Yes. Sorry, Bryce. I'm not exactly sure what you're referring to. The maturities in orange and red credits?

Bryce Rowe

Analyst

Yes, you guys noted -- go ahead, sorry, Rob.

Rob Hamwee

Analyst

No, I was just going to say that maybe -- apologize if we misspoke on the call. There are no -- I'm just looking at them. There are no material maturities on those items, and some of them are already restructured, right? So that's -- and then the ones that are current pay are not -- we don't have near-term or medium-term maturities there. So I'm sorry if there was misunderstanding about that.

Bryce Rowe

Analyst

It's okay. Yes, I might have just misheard the comment around the opportunity to recoup the, I guess, $0.19 of NAV within that orange and red -- in the orange and red buckets.

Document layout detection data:
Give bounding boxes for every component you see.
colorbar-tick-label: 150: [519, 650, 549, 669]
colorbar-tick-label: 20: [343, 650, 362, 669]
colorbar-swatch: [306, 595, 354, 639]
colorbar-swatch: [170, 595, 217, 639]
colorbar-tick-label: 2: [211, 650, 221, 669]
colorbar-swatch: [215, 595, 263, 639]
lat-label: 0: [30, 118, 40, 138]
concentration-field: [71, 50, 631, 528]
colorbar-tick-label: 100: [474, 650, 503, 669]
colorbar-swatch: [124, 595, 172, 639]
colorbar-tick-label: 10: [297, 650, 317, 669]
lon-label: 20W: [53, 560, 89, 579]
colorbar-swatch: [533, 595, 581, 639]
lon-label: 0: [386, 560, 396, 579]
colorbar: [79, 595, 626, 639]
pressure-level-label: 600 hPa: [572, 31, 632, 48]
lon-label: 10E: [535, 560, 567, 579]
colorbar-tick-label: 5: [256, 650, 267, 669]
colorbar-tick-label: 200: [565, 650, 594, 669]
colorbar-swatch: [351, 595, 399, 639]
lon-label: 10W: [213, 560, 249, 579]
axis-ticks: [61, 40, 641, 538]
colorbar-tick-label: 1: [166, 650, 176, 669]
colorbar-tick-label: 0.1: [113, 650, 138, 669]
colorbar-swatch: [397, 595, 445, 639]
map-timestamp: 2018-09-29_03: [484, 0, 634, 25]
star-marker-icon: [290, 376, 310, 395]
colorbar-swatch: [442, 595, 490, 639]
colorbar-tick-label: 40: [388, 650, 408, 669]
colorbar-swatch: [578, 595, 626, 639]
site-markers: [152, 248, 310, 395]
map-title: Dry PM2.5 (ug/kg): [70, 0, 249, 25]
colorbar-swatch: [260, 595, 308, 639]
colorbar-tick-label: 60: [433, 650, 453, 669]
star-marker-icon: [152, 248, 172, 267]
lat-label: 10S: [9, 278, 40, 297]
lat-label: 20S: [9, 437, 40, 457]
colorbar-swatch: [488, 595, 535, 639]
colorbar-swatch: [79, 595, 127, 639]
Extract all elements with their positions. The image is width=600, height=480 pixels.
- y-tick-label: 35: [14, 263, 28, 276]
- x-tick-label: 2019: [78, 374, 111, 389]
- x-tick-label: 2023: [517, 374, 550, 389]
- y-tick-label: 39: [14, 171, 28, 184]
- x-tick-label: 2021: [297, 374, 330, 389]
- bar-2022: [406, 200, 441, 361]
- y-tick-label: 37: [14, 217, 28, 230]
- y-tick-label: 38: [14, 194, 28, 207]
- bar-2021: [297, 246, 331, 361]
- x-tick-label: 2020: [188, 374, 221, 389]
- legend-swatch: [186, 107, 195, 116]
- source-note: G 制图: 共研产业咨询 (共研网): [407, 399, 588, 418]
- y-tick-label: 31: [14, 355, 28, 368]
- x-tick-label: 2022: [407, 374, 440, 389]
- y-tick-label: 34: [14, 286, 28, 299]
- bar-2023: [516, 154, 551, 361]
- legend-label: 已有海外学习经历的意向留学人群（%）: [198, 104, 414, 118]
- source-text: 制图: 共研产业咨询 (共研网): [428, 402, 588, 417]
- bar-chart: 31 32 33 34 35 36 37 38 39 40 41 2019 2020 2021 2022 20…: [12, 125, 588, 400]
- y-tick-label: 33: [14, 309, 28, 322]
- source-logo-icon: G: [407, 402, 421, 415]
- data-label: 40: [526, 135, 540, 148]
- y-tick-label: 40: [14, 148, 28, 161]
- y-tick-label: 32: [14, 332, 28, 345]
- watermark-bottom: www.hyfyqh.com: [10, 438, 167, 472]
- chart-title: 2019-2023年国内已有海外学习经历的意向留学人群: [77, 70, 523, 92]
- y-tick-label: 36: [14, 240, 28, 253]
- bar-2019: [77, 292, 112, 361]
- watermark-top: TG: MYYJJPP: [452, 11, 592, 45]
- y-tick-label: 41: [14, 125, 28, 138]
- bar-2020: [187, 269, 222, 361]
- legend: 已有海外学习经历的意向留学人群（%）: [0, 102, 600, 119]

● **Set of tasks**
• A. In the call transcript excerpt, rewrite the part that opens with the words "It's okay. Yes, I" and closes with "and red buckets.", swapping "misheard" for "missed".
• B. Write the next part of the earnings call transcript, continuing after its last line.

● **Task results**
• A.
It's okay. Yes, I might have just missed the comment around the opportunity to recoup the, I guess, $0.19 of NAV within that orange and red -- in the orange and red buckets.

• B.
Rob Hamwee

Analyst

Yes. No, that's just -- that's really more just a question of as a -- look, I think the point was as they get towards maturity, we do not believe the majority of those are the current pay ones or even many of them or any of them potentially are going to actually default. So we'd expect them, as things get better, maybe it's over the next 3, 4 years, we'd expect the values to accrete towards par. That was the point.

Bryce Rowe

Analyst

Okay. Fair enough. Fair enough. Sorry for that. Then Rob, I wanted to, I guess, ask about the comments you made about possibly seeing some activity around sale activity within the portfolio and what that might mean in terms of your flexibility, your balance sheet flexibility, and how you're thinking about possibly using those proceeds if, in fact, sales do occur.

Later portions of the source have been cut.